* Begin INPUT *
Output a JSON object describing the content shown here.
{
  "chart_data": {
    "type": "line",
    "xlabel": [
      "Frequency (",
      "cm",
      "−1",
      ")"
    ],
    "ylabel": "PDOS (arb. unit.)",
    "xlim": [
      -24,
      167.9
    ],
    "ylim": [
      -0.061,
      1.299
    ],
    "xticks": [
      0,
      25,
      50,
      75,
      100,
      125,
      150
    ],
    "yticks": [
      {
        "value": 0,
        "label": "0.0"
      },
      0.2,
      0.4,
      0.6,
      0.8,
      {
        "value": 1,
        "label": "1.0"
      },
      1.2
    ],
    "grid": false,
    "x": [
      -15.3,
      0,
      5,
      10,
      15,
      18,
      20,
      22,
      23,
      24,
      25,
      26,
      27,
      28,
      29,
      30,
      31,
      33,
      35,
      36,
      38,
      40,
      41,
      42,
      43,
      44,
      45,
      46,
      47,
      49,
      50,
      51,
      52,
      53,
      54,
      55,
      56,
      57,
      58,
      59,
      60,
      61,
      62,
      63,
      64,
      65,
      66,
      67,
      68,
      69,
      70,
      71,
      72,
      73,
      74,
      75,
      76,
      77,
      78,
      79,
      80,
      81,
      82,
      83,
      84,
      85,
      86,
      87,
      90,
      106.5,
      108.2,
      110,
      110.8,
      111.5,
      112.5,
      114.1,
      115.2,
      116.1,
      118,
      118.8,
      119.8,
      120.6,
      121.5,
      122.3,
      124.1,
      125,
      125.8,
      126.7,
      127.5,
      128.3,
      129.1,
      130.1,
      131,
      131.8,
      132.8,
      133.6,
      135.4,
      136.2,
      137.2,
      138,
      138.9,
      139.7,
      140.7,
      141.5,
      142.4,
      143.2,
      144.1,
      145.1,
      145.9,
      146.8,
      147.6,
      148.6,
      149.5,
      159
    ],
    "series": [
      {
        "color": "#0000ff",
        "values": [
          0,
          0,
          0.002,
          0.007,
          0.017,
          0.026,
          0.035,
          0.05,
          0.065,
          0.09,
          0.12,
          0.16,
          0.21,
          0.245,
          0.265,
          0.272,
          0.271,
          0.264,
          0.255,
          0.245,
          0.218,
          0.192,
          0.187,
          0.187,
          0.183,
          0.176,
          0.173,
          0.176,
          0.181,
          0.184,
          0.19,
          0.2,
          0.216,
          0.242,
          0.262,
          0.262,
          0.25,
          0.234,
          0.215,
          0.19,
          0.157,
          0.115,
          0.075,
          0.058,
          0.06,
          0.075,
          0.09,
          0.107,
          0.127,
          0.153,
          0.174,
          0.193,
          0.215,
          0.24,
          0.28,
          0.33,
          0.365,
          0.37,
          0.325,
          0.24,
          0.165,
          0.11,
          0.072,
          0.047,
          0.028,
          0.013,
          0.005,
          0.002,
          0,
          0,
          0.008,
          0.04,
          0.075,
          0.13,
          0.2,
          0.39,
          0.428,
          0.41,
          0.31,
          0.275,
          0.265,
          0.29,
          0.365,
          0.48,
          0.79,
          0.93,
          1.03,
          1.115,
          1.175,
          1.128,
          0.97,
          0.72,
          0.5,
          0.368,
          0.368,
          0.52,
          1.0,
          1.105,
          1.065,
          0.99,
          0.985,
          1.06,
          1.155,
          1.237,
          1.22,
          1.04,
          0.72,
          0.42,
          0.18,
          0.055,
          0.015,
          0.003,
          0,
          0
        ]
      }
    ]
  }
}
* End INPUT *
THE PROBLEM: Could you reproduce every record above exactly as it appears?

COMPLETED TASK:
Output a JSON object describing the content shown here.
{
  "chart_data": {
    "type": "line",
    "xlabel": [
      "Frequency (",
      "cm",
      "−1",
      ")"
    ],
    "ylabel": "PDOS (arb. unit.)",
    "xlim": [
      -24,
      167.9
    ],
    "ylim": [
      -0.061,
      1.299
    ],
    "xticks": [
      0,
      25,
      50,
      75,
      100,
      125,
      150
    ],
    "yticks": [
      {
        "value": 0,
        "label": "0.0"
      },
      0.2,
      0.4,
      0.6,
      0.8,
      {
        "value": 1,
        "label": "1.0"
      },
      1.2
    ],
    "grid": false,
    "x": [
      -15.3,
      0,
      5,
      10,
      15,
      18,
      20,
      22,
      23,
      24,
      25,
      26,
      27,
      28,
      29,
      30,
      31,
      33,
      35,
      36,
      38,
      40,
      41,
      42,
      43,
      44,
      45,
      46,
      47,
      49,
      50,
      51,
      52,
      53,
      54,
      55,
      56,
      57,
      58,
      59,
      60,
      61,
      62,
      63,
      64,
      65,
      66,
      67,
      68,
      69,
      70,
      71,
      72,
      73,
      74,
      75,
      76,
      77,
      78,
      79,
      80,
      81,
      82,
      83,
      84,
      85,
      86,
      87,
      90,
      106.5,
      108.2,
      110,
      110.8,
      111.5,
      112.5,
      114.1,
      115.2,
      116.1,
      118,
      118.8,
      119.8,
      120.6,
      121.5,
      122.3,
      124.1,
      125,
      125.8,
      126.7,
      127.5,
      128.3,
      129.1,
      130.1,
      131,
      131.8,
      132.8,
      133.6,
      135.4,
      136.2,
      137.2,
      138,
      138.9,
      139.7,
      140.7,
      141.5,
      142.4,
      143.2,
      144.1,
      145.1,
      145.9,
      146.8,
      147.6,
      148.6,
      149.5,
      159
    ],
    "series": [
      {
        "color": "#0000ff",
        "values": [
          0,
          0,
          0.002,
          0.007,
          0.017,
          0.026,
          0.035,
          0.05,
          0.065,
          0.09,
          0.12,
          0.16,
          0.21,
          0.245,
          0.265,
          0.272,
          0.271,
          0.264,
          0.255,
          0.245,
          0.218,
          0.192,
          0.187,
          0.187,
          0.183,
          0.176,
          0.173,
          0.176,
          0.181,
          0.184,
          0.19,
          0.2,
          0.216,
          0.242,
          0.262,
          0.262,
          0.25,
          0.234,
          0.215,
          0.19,
          0.157,
          0.115,
          0.075,
          0.058,
          0.06,
          0.075,
          0.09,
          0.107,
          0.127,
          0.153,
          0.174,
          0.193,
          0.215,
          0.24,
          0.28,
          0.33,
          0.365,
          0.37,
          0.325,
          0.24,
          0.165,
          0.11,
          0.072,
          0.047,
          0.028,
          0.013,
          0.005,
          0.002,
          0,
          0,
          0.008,
          0.04,
          0.075,
          0.13,
          0.2,
          0.39,
          0.428,
          0.41,
          0.31,
          0.275,
          0.265,
          0.29,
          0.365,
          0.48,
          0.79,
          0.93,
          1.03,
          1.115,
          1.175,
          1.128,
          0.97,
          0.72,
          0.5,
          0.368,
          0.368,
          0.52,
          1.0,
          1.105,
          1.065,
          0.99,
          0.985,
          1.06,
          1.155,
          1.237,
          1.22,
          1.04,
          0.72,
          0.42,
          0.18,
          0.055,
          0.015,
          0.003,
          0,
          0
        ]
      }
    ]
  }
}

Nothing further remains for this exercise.